What is asked
Isolate every line in the records below with "music" in it.

Given entries
■ ■ ■ ■

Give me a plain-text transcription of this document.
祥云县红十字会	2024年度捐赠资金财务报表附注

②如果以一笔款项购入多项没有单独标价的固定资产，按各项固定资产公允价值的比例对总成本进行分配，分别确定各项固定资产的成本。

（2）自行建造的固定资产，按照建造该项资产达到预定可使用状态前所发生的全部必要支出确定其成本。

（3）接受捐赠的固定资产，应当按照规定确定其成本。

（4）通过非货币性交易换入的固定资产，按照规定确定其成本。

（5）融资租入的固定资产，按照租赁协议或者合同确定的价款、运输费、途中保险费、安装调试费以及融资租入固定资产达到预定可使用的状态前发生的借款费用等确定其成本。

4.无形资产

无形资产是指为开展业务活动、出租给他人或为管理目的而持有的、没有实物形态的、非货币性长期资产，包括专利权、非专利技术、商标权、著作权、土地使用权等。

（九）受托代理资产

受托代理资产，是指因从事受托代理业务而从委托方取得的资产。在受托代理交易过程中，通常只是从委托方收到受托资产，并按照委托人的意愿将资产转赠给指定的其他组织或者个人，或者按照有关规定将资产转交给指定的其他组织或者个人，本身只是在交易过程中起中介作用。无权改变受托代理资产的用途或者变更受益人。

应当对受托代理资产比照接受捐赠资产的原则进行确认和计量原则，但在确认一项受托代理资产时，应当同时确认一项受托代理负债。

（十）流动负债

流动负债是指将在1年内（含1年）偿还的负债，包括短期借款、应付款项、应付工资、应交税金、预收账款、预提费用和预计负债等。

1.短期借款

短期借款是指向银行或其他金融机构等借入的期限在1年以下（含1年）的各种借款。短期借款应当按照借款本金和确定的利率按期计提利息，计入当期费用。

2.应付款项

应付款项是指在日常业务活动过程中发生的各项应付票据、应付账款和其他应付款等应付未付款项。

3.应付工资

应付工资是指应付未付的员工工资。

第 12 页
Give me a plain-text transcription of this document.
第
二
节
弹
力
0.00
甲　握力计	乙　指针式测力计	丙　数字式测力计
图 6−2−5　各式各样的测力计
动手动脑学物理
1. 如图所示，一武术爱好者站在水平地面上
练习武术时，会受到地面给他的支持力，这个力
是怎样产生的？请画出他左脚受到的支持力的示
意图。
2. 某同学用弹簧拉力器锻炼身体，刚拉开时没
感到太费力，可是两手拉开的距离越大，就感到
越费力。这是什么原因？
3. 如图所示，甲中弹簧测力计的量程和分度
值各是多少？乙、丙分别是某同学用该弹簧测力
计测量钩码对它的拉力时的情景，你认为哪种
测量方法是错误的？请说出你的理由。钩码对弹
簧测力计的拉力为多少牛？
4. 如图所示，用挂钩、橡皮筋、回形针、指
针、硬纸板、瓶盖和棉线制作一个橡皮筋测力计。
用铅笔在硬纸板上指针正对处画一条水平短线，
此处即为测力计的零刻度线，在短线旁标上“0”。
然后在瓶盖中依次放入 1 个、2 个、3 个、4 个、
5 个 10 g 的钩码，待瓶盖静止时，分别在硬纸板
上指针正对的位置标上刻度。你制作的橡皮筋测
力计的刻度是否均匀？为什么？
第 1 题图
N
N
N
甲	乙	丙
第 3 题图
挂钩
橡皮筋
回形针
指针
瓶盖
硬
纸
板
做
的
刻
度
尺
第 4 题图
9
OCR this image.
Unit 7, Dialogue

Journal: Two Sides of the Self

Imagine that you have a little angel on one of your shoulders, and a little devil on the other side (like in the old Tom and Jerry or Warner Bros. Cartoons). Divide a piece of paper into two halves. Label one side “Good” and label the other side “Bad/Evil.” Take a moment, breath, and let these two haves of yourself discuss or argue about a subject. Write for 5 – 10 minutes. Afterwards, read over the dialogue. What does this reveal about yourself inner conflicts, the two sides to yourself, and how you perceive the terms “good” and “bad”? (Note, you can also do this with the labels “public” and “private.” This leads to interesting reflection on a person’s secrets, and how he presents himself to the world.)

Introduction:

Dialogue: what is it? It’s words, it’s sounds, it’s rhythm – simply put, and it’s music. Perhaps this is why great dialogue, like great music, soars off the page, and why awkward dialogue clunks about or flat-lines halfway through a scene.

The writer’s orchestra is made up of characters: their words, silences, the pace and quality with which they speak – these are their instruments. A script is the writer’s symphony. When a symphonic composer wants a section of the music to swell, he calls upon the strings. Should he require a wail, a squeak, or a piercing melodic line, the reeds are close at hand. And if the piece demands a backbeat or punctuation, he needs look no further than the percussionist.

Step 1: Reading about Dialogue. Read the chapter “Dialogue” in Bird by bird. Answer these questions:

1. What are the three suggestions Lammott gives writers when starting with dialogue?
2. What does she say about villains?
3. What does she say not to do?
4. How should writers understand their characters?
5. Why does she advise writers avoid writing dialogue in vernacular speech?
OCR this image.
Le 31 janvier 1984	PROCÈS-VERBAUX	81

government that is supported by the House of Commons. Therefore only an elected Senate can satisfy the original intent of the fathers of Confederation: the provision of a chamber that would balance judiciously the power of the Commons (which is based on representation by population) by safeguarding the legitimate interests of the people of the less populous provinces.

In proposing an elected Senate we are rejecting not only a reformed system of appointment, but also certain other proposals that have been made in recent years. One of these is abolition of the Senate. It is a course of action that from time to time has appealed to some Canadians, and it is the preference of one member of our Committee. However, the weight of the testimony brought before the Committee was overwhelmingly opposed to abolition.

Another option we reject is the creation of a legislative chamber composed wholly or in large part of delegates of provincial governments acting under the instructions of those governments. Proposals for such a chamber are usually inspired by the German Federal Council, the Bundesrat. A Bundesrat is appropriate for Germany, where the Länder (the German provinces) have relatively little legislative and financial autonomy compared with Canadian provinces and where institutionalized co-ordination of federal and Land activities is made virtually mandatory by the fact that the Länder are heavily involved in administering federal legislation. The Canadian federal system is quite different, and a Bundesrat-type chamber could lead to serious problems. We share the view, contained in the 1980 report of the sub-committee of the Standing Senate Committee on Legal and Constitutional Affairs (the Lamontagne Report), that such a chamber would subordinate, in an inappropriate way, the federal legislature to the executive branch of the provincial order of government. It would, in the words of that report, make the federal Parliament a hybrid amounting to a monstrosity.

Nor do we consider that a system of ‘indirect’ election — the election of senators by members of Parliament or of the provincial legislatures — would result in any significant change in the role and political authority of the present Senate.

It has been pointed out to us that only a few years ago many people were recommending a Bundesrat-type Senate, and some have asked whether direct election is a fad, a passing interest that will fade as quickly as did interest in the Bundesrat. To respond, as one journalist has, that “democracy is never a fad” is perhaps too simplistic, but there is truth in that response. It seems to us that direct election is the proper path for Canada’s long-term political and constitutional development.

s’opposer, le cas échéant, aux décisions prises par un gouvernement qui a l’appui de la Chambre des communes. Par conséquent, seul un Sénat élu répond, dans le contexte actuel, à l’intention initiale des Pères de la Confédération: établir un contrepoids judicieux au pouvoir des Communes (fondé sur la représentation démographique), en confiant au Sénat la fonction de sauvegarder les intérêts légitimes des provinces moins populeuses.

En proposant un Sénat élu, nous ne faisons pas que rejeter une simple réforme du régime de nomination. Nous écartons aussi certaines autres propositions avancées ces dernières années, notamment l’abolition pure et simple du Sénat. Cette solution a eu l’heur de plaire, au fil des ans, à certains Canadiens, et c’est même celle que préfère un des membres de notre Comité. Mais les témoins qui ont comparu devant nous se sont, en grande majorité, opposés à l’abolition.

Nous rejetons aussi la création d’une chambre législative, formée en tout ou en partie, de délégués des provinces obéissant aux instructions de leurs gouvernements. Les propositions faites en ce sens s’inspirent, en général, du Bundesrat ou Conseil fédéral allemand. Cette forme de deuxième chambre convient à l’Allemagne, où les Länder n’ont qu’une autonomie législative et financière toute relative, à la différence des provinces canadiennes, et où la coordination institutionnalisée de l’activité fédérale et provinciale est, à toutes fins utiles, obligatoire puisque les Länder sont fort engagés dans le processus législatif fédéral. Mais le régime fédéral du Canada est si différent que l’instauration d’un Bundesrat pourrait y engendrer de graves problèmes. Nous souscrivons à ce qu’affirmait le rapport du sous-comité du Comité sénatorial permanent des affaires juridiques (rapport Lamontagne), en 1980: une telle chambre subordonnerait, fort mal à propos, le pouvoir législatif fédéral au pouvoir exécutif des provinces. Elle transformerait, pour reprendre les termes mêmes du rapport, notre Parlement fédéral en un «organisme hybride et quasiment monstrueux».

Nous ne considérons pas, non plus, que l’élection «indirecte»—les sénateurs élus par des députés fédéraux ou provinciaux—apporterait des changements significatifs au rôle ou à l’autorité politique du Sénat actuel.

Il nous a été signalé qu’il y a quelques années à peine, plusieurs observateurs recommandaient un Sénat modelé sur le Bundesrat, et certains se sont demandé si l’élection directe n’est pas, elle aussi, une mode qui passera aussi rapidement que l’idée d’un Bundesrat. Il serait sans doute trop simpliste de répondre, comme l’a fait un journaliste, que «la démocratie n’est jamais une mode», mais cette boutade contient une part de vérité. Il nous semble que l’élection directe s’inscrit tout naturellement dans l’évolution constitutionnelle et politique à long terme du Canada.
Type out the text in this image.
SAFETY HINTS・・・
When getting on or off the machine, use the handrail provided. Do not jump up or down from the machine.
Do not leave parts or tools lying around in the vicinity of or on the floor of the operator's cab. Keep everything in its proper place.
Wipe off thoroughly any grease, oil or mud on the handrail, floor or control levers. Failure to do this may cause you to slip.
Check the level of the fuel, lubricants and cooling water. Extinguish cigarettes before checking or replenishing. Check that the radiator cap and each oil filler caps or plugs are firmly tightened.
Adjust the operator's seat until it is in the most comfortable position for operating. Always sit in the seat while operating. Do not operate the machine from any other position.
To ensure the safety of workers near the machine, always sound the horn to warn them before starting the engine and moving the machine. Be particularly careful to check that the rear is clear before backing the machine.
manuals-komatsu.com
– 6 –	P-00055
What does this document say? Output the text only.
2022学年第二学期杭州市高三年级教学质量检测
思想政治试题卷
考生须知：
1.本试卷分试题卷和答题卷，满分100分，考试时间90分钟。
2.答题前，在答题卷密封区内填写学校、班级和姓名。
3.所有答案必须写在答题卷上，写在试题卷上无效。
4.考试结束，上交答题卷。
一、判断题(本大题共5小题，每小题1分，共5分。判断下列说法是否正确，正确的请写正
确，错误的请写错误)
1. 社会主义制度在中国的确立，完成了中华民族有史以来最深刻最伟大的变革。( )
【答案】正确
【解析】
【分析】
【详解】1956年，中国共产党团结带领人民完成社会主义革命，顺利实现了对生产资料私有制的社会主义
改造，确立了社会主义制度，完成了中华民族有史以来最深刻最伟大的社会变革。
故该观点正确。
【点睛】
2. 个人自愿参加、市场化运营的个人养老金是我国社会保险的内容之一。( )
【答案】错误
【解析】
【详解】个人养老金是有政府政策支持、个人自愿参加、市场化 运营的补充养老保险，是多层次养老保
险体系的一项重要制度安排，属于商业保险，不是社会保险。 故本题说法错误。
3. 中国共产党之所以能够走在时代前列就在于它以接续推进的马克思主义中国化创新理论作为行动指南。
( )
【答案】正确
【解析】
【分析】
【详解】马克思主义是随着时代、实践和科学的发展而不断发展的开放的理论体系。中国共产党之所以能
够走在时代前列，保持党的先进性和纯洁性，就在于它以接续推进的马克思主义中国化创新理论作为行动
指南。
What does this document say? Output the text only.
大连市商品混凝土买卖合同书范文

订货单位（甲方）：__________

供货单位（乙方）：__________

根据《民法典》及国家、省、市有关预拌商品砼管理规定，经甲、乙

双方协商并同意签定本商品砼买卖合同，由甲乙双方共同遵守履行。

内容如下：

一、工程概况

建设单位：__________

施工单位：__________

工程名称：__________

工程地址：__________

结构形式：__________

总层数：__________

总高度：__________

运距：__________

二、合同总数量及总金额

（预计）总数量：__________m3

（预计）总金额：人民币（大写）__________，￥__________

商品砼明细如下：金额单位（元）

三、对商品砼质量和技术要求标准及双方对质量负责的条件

■ ■ ■ ■

Complete output
Dialogue: what is it? It’s words, it’s sounds, it’s rhythm – simply put, and it’s music. Perhaps this is why great dialogue, like great music, soars off the page, and why awkward dialogue clunks about or flat-lines halfway through a scene.
The writer’s orchestra is made up of characters: their words, silences, the pace and quality with which they speak – these are their instruments. A script is the writer’s symphony. When a symphonic composer wants a section of the music to swell, he calls upon the strings. Should he require a wail, a squeak, or a piercing melodic line, the reeds are close at hand. And if the piece demands a backbeat or punctuation, he needs look no further than the percussionist.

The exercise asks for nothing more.